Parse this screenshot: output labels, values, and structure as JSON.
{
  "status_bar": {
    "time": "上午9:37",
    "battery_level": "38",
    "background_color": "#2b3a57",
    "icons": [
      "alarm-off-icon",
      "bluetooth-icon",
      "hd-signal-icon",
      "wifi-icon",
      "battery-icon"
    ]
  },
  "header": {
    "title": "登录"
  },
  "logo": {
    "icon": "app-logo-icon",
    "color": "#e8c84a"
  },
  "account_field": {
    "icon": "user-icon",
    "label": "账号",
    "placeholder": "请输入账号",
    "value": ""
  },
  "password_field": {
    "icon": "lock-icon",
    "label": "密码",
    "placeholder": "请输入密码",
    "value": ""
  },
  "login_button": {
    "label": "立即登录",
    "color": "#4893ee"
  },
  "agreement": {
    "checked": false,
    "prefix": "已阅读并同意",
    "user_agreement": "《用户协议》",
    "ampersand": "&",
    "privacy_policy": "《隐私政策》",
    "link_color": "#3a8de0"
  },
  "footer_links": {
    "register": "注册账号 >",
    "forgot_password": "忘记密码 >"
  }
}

* EXERCISE OBJECTIVE: Output the complete data exactly as written.

* SOLUTION TO THIS TASK:
Parse this screenshot: output labels, values, and structure as JSON.
{
  "status_bar": {
    "time": "上午9:37",
    "battery_level": "38",
    "background_color": "#2b3a57",
    "icons": [
      "alarm-off-icon",
      "bluetooth-icon",
      "hd-signal-icon",
      "wifi-icon",
      "battery-icon"
    ]
  },
  "header": {
    "title": "登录"
  },
  "logo": {
    "icon": "app-logo-icon",
    "color": "#e8c84a"
  },
  "account_field": {
    "icon": "user-icon",
    "label": "账号",
    "placeholder": "请输入账号",
    "value": ""
  },
  "password_field": {
    "icon": "lock-icon",
    "label": "密码",
    "placeholder": "请输入密码",
    "value": ""
  },
  "login_button": {
    "label": "立即登录",
    "color": "#4893ee"
  },
  "agreement": {
    "checked": false,
    "prefix": "已阅读并同意",
    "user_agreement": "《用户协议》",
    "ampersand": "&",
    "privacy_policy": "《隐私政策》",
    "link_color": "#3a8de0"
  },
  "footer_links": {
    "register": "注册账号 >",
    "forgot_password": "忘记密码 >"
  }
}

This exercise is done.